Recorded information →
- - - - - - -

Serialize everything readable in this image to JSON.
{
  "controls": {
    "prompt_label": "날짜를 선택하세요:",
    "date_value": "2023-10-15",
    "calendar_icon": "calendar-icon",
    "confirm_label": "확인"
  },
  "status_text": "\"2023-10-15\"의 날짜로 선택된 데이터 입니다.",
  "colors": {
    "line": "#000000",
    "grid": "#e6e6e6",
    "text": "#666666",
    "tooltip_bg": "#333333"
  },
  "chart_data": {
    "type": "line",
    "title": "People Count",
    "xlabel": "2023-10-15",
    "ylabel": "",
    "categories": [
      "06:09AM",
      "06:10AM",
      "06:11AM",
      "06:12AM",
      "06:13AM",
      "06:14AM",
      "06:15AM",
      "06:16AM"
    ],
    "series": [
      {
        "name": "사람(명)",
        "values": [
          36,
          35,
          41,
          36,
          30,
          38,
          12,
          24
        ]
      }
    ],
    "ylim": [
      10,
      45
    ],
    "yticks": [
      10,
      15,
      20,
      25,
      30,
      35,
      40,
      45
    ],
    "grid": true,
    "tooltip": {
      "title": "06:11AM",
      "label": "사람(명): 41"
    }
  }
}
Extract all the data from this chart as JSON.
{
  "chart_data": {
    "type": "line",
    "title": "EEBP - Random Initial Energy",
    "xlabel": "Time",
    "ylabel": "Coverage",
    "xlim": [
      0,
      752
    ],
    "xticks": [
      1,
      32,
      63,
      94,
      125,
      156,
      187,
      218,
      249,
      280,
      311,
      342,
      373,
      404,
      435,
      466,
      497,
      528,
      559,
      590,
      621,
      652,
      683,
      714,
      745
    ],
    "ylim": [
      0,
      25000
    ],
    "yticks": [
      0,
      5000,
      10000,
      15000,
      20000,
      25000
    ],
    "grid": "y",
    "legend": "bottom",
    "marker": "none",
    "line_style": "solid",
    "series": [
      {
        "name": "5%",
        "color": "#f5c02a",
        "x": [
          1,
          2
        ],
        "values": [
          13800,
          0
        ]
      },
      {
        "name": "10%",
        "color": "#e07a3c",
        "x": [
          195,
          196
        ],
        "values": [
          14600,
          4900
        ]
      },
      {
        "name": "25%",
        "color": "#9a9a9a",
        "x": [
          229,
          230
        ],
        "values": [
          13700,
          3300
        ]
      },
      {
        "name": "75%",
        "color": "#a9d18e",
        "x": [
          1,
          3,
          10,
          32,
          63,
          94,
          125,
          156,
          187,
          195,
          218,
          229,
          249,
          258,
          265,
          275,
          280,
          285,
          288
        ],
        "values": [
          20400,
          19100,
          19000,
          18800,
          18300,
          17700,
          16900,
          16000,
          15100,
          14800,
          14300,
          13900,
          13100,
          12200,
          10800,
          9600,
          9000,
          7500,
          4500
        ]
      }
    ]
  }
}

- - - - - - -

Exercise goal → Every line of the data above should be reproduced word for word.

The result →
Serialize everything readable in this image to JSON.
{
  "controls": {
    "prompt_label": "날짜를 선택하세요:",
    "date_value": "2023-10-15",
    "calendar_icon": "calendar-icon",
    "confirm_label": "확인"
  },
  "status_text": "\"2023-10-15\"의 날짜로 선택된 데이터 입니다.",
  "colors": {
    "line": "#000000",
    "grid": "#e6e6e6",
    "text": "#666666",
    "tooltip_bg": "#333333"
  },
  "chart_data": {
    "type": "line",
    "title": "People Count",
    "xlabel": "2023-10-15",
    "ylabel": "",
    "categories": [
      "06:09AM",
      "06:10AM",
      "06:11AM",
      "06:12AM",
      "06:13AM",
      "06:14AM",
      "06:15AM",
      "06:16AM"
    ],
    "series": [
      {
        "name": "사람(명)",
        "values": [
          36,
          35,
          41,
          36,
          30,
          38,
          12,
          24
        ]
      }
    ],
    "ylim": [
      10,
      45
    ],
    "yticks": [
      10,
      15,
      20,
      25,
      30,
      35,
      40,
      45
    ],
    "grid": true,
    "tooltip": {
      "title": "06:11AM",
      "label": "사람(명): 41"
    }
  }
}
Extract all the data from this chart as JSON.
{
  "chart_data": {
    "type": "line",
    "title": "EEBP - Random Initial Energy",
    "xlabel": "Time",
    "ylabel": "Coverage",
    "xlim": [
      0,
      752
    ],
    "xticks": [
      1,
      32,
      63,
      94,
      125,
      156,
      187,
      218,
      249,
      280,
      311,
      342,
      373,
      404,
      435,
      466,
      497,
      528,
      559,
      590,
      621,
      652,
      683,
      714,
      745
    ],
    "ylim": [
      0,
      25000
    ],
    "yticks": [
      0,
      5000,
      10000,
      15000,
      20000,
      25000
    ],
    "grid": "y",
    "legend": "bottom",
    "marker": "none",
    "line_style": "solid",
    "series": [
      {
        "name": "5%",
        "color": "#f5c02a",
        "x": [
          1,
          2
        ],
        "values": [
          13800,
          0
        ]
      },
      {
        "name": "10%",
        "color": "#e07a3c",
        "x": [
          195,
          196
        ],
        "values": [
          14600,
          4900
        ]
      },
      {
        "name": "25%",
        "color": "#9a9a9a",
        "x": [
          229,
          230
        ],
        "values": [
          13700,
          3300
        ]
      },
      {
        "name": "75%",
        "color": "#a9d18e",
        "x": [
          1,
          3,
          10,
          32,
          63,
          94,
          125,
          156,
          187,
          195,
          218,
          229,
          249,
          258,
          265,
          275,
          280,
          285,
          288
        ],
        "values": [
          20400,
          19100,
          19000,
          18800,
          18300,
          17700,
          16900,
          16000,
          15100,
          14800,
          14300,
          13900,
          13100,
          12200,
          10800,
          9600,
          9000,
          7500,
          4500
        ]
      }
    ]
  }
}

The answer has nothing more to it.